WHAT IS ASKED
Find the string "투게더그룹" in the listing and report every line that has it.

--- begin ---

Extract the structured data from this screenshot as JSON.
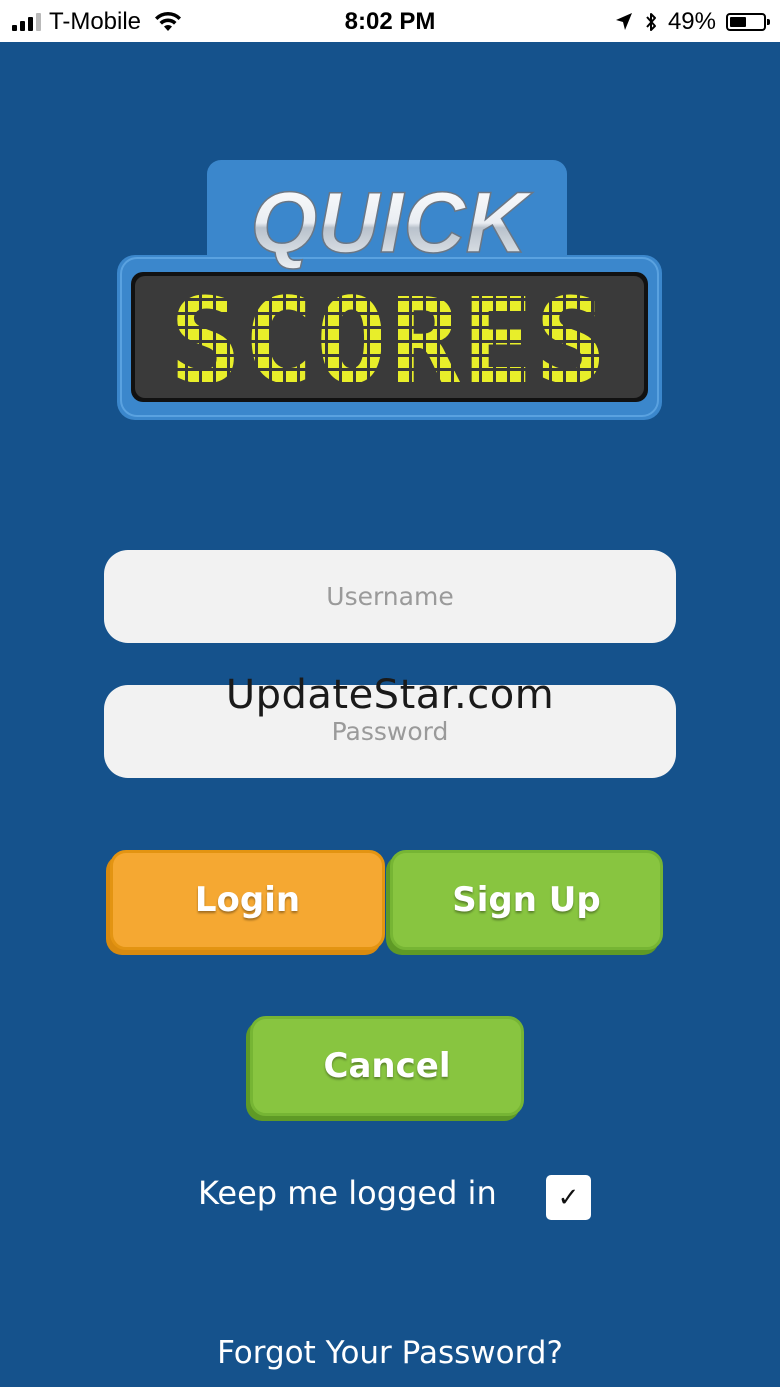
{
  "status_bar": {
    "carrier": "T-Mobile",
    "time": "8:02 PM",
    "battery": "49%",
    "battery_level": 0.49,
    "icons": [
      "signal-icon",
      "wifi-icon",
      "location-arrow-icon",
      "bluetooth-icon",
      "battery-icon"
    ]
  },
  "logo": {
    "line1": "QUICK",
    "line2": "SCORES"
  },
  "form": {
    "username_placeholder": "Username",
    "password_placeholder": "Password"
  },
  "watermark": "UpdateStar.com",
  "buttons": {
    "login": "Login",
    "signup": "Sign Up",
    "cancel": "Cancel"
  },
  "keep_logged_in": {
    "label": "Keep me logged in",
    "checked": true,
    "check_glyph": "✓"
  },
  "forgot_link": "Forgot Your Password?",
  "colors": {
    "background": "#15528c",
    "login": "#f5a832",
    "signup": "#88c540",
    "logo_blue": "#3b87cc",
    "scoreboard": "#3a3a3a",
    "led_yellow": "#e8ee2a"
  }
}
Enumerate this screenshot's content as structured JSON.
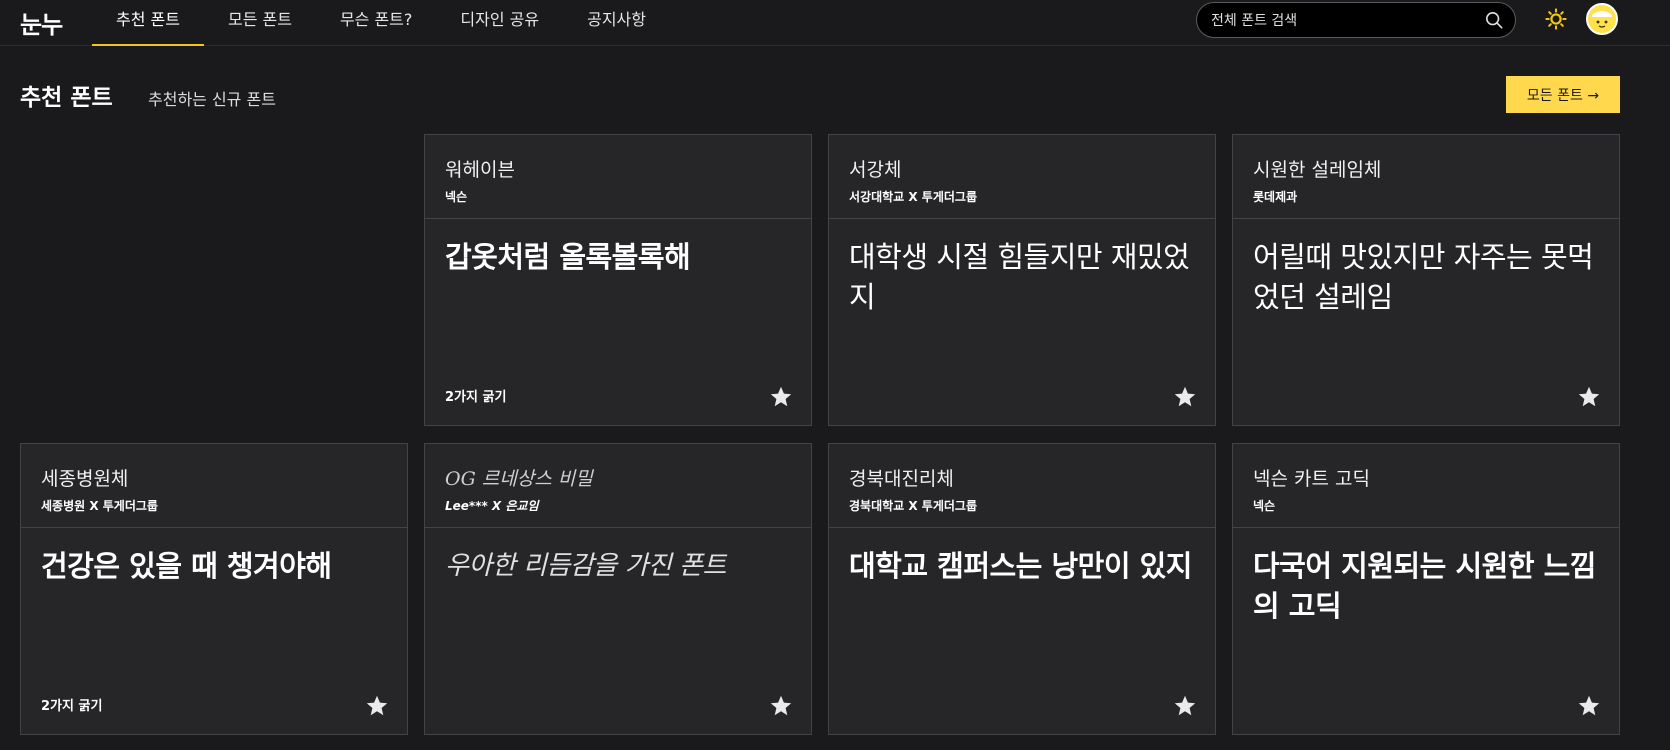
{
  "brand": {
    "logo": "눈누"
  },
  "nav": {
    "items": [
      {
        "label": "추천 폰트",
        "active": true
      },
      {
        "label": "모든 폰트",
        "active": false
      },
      {
        "label": "무슨 폰트?",
        "active": false
      },
      {
        "label": "디자인 공유",
        "active": false
      },
      {
        "label": "공지사항",
        "active": false
      }
    ]
  },
  "search": {
    "placeholder": "전체 폰트 검색",
    "value": ""
  },
  "icons": {
    "search": "search-icon",
    "theme": "sun-icon",
    "avatar": "avatar-face",
    "favorite": "star-icon"
  },
  "colors": {
    "accent": "#ffd84d",
    "background": "#1a1a1c",
    "card": "#262629",
    "border": "#434347"
  },
  "section": {
    "title": "추천 폰트",
    "subtitle": "추천하는 신규 폰트",
    "all_button": "모든 폰트 →"
  },
  "cards": [
    {
      "name": "워헤이븐",
      "maker": "넥슨",
      "sample": "갑옷처럼 올록볼록해",
      "weights": "2가지 굵기",
      "style": "bold"
    },
    {
      "name": "서강체",
      "maker": "서강대학교 X 투게더그룹",
      "sample": "대학생 시절 힘들지만 재밌었지",
      "weights": "",
      "style": "light"
    },
    {
      "name": "시원한 설레임체",
      "maker": "롯데제과",
      "sample": "어릴때 맛있지만 자주는 못먹었던 설레임",
      "weights": "",
      "style": "light"
    },
    {
      "name": "세종병원체",
      "maker": "세종병원 X 투게더그룹",
      "sample": "건강은 있을 때 챙겨야해",
      "weights": "2가지 굵기",
      "style": "bold"
    },
    {
      "name": "OG 르네상스 비밀",
      "maker": "Lee*** X 은교임",
      "sample": "우아한 리듬감을 가진 폰트",
      "weights": "",
      "style": "script"
    },
    {
      "name": "경북대진리체",
      "maker": "경북대학교 X 투게더그룹",
      "sample": "대학교 캠퍼스는 낭만이 있지",
      "weights": "",
      "style": "bold"
    },
    {
      "name": "넥슨 카트 고딕",
      "maker": "넥슨",
      "sample": "다국어 지원되는 시원한 느낌의 고딕",
      "weights": "",
      "style": "bold"
    }
  ]
}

--- end ---

TASK OUTPUT
      "maker": "서강대학교 X 투게더그룹",
      "maker": "세종병원 X 투게더그룹",
      "maker": "경북대학교 X 투게더그룹",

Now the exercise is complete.